__GOAL__
In the data, extract each line that holds the string "completing".

__INPUT DATA__
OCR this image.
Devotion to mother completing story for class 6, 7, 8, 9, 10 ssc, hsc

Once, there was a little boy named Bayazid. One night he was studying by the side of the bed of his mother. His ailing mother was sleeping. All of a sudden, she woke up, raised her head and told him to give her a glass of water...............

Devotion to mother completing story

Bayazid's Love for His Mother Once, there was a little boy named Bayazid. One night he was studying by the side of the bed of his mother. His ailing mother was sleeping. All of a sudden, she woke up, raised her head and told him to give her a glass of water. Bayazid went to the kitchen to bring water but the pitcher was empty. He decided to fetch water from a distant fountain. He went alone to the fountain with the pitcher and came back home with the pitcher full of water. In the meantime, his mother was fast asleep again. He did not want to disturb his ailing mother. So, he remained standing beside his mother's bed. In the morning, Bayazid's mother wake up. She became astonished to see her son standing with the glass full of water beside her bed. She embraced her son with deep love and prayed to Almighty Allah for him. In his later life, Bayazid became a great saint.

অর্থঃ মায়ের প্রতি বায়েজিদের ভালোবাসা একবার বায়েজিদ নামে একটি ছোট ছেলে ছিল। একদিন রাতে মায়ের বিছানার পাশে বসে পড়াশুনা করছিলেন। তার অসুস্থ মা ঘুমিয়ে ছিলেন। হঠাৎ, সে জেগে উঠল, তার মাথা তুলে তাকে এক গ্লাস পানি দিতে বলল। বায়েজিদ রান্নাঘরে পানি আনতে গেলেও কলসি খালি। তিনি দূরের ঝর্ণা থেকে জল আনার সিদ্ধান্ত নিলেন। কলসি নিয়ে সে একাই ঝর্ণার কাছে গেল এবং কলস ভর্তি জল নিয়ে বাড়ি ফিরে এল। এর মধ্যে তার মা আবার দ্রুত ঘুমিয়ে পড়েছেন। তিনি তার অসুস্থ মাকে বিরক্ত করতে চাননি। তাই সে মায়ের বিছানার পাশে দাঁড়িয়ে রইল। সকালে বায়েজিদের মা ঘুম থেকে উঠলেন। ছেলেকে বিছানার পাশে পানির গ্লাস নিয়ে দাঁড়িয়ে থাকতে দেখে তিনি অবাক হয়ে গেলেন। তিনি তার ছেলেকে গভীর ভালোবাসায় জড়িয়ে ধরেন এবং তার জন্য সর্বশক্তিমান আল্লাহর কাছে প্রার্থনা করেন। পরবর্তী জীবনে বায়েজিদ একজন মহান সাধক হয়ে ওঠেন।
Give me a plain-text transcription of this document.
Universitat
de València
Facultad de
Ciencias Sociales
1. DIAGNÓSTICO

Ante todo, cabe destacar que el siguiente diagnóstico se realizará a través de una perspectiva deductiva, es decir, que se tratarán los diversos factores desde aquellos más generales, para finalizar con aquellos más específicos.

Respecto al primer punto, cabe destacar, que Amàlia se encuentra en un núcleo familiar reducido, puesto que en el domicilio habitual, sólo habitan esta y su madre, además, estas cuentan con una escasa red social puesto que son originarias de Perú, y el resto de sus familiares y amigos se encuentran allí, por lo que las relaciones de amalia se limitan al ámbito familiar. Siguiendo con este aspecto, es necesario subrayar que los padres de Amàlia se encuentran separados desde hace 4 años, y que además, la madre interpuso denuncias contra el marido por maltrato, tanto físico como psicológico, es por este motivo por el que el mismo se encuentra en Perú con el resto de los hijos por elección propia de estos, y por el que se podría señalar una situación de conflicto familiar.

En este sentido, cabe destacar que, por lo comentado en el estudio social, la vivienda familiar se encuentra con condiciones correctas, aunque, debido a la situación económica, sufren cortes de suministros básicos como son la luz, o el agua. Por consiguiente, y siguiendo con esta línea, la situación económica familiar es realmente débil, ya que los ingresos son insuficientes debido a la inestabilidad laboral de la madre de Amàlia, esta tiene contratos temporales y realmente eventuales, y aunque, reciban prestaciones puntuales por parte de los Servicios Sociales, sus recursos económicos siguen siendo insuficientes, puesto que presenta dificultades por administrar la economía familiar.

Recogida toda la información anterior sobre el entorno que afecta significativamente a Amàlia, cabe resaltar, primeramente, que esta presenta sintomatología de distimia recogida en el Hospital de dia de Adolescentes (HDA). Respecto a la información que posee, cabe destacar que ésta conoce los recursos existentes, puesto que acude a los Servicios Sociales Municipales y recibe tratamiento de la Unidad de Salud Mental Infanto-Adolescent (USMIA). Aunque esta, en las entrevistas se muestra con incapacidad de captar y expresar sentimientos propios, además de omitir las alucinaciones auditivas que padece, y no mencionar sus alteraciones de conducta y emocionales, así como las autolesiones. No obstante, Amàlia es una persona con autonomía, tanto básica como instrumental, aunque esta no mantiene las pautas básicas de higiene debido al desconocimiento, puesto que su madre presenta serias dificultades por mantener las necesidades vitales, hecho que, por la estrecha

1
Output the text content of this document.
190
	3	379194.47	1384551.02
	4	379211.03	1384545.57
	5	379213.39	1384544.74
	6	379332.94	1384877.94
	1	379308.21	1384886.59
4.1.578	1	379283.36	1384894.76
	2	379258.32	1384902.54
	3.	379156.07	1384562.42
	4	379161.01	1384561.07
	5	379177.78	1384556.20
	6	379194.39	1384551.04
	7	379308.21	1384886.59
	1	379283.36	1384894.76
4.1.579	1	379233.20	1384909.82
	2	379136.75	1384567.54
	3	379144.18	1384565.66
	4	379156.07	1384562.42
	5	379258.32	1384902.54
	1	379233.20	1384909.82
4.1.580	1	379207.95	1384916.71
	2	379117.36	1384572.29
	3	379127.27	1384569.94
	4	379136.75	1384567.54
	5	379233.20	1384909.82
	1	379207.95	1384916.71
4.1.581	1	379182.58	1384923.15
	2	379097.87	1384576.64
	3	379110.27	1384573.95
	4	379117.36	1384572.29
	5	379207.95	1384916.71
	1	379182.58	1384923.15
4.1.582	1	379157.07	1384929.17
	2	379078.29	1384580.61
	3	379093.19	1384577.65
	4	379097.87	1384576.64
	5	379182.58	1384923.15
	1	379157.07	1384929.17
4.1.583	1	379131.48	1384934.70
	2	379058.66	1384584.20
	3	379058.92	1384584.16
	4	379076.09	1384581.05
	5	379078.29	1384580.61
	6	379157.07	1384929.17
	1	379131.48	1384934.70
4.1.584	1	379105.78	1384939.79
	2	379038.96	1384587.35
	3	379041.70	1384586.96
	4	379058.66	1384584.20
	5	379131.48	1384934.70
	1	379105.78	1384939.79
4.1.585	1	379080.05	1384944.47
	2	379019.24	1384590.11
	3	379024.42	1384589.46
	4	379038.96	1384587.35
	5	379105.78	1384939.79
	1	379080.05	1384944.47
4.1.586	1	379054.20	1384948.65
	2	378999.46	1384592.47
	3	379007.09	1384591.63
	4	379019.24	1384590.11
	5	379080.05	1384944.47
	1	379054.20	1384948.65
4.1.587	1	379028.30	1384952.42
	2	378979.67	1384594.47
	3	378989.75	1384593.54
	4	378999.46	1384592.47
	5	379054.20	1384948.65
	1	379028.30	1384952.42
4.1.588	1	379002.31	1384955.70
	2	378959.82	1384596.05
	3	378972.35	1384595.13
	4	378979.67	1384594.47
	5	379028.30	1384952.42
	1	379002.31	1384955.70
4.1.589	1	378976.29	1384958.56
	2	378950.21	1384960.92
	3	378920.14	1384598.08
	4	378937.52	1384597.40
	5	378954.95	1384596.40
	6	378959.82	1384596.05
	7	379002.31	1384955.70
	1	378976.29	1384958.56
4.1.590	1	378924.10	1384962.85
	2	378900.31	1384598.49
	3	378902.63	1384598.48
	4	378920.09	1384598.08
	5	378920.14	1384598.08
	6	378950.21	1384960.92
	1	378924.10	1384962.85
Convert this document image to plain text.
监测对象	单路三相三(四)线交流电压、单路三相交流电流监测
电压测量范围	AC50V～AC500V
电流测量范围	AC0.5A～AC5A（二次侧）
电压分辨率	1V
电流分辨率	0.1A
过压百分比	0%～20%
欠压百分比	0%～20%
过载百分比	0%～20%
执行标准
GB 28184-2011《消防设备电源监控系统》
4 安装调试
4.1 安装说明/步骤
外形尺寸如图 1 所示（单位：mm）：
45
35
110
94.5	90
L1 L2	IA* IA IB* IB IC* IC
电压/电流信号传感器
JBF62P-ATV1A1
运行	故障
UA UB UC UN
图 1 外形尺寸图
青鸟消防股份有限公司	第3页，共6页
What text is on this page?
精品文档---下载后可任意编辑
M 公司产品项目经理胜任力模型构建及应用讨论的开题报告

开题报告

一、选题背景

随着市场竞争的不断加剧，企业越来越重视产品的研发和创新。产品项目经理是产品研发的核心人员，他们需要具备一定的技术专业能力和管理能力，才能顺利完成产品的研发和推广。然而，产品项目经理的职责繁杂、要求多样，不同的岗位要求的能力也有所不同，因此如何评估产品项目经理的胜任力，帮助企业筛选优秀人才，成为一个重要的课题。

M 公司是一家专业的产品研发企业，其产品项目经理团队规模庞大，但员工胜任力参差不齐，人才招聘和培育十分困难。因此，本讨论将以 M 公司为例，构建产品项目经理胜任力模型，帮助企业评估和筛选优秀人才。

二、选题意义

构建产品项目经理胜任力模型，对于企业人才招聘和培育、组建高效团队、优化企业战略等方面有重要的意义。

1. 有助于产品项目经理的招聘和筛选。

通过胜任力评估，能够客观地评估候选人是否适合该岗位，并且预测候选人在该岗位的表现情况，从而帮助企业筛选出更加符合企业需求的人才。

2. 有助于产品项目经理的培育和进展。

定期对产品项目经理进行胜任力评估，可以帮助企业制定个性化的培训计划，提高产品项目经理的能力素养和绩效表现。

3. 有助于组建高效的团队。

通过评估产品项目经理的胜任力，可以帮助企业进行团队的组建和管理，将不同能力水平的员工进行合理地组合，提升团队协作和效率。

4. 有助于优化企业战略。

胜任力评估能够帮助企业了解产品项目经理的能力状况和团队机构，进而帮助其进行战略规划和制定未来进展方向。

__THE RESPONSE__
Devotion to mother completing story for class 6, 7, 8, 9, 10 ssc, hsc
Devotion to mother completing story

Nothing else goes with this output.